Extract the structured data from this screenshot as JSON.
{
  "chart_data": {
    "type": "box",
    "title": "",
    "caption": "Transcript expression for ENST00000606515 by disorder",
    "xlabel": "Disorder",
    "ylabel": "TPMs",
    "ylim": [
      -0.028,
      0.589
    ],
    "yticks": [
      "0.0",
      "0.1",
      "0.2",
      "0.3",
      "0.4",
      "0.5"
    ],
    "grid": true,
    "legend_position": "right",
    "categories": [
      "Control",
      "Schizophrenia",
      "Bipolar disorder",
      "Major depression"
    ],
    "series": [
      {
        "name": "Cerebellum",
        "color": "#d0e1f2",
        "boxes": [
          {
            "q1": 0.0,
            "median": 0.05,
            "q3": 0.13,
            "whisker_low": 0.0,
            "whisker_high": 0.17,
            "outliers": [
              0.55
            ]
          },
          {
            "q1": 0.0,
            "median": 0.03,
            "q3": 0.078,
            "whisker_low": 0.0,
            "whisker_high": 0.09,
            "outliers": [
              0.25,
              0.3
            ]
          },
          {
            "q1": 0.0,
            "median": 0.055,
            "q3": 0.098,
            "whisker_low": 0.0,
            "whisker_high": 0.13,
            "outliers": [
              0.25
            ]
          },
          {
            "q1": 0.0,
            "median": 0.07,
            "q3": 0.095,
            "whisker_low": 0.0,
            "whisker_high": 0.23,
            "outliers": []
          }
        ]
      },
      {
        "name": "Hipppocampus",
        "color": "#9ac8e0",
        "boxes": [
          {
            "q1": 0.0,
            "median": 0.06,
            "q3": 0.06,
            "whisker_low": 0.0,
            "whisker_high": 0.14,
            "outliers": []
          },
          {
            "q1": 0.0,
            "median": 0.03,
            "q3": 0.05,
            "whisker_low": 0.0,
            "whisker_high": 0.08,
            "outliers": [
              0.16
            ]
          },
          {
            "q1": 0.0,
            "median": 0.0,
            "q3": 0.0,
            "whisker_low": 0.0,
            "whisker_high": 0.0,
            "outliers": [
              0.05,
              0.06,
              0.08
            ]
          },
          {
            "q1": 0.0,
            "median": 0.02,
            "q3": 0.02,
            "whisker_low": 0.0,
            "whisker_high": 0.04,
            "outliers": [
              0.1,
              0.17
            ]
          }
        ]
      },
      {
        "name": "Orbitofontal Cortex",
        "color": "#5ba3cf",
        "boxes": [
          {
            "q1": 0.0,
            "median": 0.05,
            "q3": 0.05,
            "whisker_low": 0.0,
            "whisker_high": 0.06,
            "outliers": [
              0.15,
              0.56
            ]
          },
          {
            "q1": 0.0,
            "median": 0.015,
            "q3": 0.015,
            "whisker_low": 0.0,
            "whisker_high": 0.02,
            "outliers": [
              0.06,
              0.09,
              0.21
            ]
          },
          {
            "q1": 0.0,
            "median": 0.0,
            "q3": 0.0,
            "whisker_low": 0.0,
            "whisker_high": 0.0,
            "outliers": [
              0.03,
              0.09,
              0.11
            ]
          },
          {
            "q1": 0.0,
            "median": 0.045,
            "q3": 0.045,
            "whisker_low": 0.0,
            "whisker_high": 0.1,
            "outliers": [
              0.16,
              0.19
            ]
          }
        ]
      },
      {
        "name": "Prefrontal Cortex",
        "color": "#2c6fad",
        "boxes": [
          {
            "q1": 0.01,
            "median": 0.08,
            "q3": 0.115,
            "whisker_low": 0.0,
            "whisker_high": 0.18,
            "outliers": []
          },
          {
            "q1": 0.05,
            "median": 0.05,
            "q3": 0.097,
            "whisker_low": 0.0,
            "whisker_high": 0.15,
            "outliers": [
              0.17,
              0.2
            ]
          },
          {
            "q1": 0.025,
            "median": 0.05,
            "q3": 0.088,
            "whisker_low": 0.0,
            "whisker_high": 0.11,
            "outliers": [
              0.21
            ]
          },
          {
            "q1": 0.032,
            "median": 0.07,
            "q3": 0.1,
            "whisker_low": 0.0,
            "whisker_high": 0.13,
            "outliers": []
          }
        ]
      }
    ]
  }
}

· · · ·

■ Problem description: Restate every record exactly, leaving nothing out.

■ Answer to the exercise:
Extract the structured data from this screenshot as JSON.
{
  "chart_data": {
    "type": "box",
    "title": "",
    "caption": "Transcript expression for ENST00000606515 by disorder",
    "xlabel": "Disorder",
    "ylabel": "TPMs",
    "ylim": [
      -0.028,
      0.589
    ],
    "yticks": [
      "0.0",
      "0.1",
      "0.2",
      "0.3",
      "0.4",
      "0.5"
    ],
    "grid": true,
    "legend_position": "right",
    "categories": [
      "Control",
      "Schizophrenia",
      "Bipolar disorder",
      "Major depression"
    ],
    "series": [
      {
        "name": "Cerebellum",
        "color": "#d0e1f2",
        "boxes": [
          {
            "q1": 0.0,
            "median": 0.05,
            "q3": 0.13,
            "whisker_low": 0.0,
            "whisker_high": 0.17,
            "outliers": [
              0.55
            ]
          },
          {
            "q1": 0.0,
            "median": 0.03,
            "q3": 0.078,
            "whisker_low": 0.0,
            "whisker_high": 0.09,
            "outliers": [
              0.25,
              0.3
            ]
          },
          {
            "q1": 0.0,
            "median": 0.055,
            "q3": 0.098,
            "whisker_low": 0.0,
            "whisker_high": 0.13,
            "outliers": [
              0.25
            ]
          },
          {
            "q1": 0.0,
            "median": 0.07,
            "q3": 0.095,
            "whisker_low": 0.0,
            "whisker_high": 0.23,
            "outliers": []
          }
        ]
      },
      {
        "name": "Hipppocampus",
        "color": "#9ac8e0",
        "boxes": [
          {
            "q1": 0.0,
            "median": 0.06,
            "q3": 0.06,
            "whisker_low": 0.0,
            "whisker_high": 0.14,
            "outliers": []
          },
          {
            "q1": 0.0,
            "median": 0.03,
            "q3": 0.05,
            "whisker_low": 0.0,
            "whisker_high": 0.08,
            "outliers": [
              0.16
            ]
          },
          {
            "q1": 0.0,
            "median": 0.0,
            "q3": 0.0,
            "whisker_low": 0.0,
            "whisker_high": 0.0,
            "outliers": [
              0.05,
              0.06,
              0.08
            ]
          },
          {
            "q1": 0.0,
            "median": 0.02,
            "q3": 0.02,
            "whisker_low": 0.0,
            "whisker_high": 0.04,
            "outliers": [
              0.1,
              0.17
            ]
          }
        ]
      },
      {
        "name": "Orbitofontal Cortex",
        "color": "#5ba3cf",
        "boxes": [
          {
            "q1": 0.0,
            "median": 0.05,
            "q3": 0.05,
            "whisker_low": 0.0,
            "whisker_high": 0.06,
            "outliers": [
              0.15,
              0.56
            ]
          },
          {
            "q1": 0.0,
            "median": 0.015,
            "q3": 0.015,
            "whisker_low": 0.0,
            "whisker_high": 0.02,
            "outliers": [
              0.06,
              0.09,
              0.21
            ]
          },
          {
            "q1": 0.0,
            "median": 0.0,
            "q3": 0.0,
            "whisker_low": 0.0,
            "whisker_high": 0.0,
            "outliers": [
              0.03,
              0.09,
              0.11
            ]
          },
          {
            "q1": 0.0,
            "median": 0.045,
            "q3": 0.045,
            "whisker_low": 0.0,
            "whisker_high": 0.1,
            "outliers": [
              0.16,
              0.19
            ]
          }
        ]
      },
      {
        "name": "Prefrontal Cortex",
        "color": "#2c6fad",
        "boxes": [
          {
            "q1": 0.01,
            "median": 0.08,
            "q3": 0.115,
            "whisker_low": 0.0,
            "whisker_high": 0.18,
            "outliers": []
          },
          {
            "q1": 0.05,
            "median": 0.05,
            "q3": 0.097,
            "whisker_low": 0.0,
            "whisker_high": 0.15,
            "outliers": [
              0.17,
              0.2
            ]
          },
          {
            "q1": 0.025,
            "median": 0.05,
            "q3": 0.088,
            "whisker_low": 0.0,
            "whisker_high": 0.11,
            "outliers": [
              0.21
            ]
          },
          {
            "q1": 0.032,
            "median": 0.07,
            "q3": 0.1,
            "whisker_low": 0.0,
            "whisker_high": 0.13,
            "outliers": []
          }
        ]
      }
    ]
  }
}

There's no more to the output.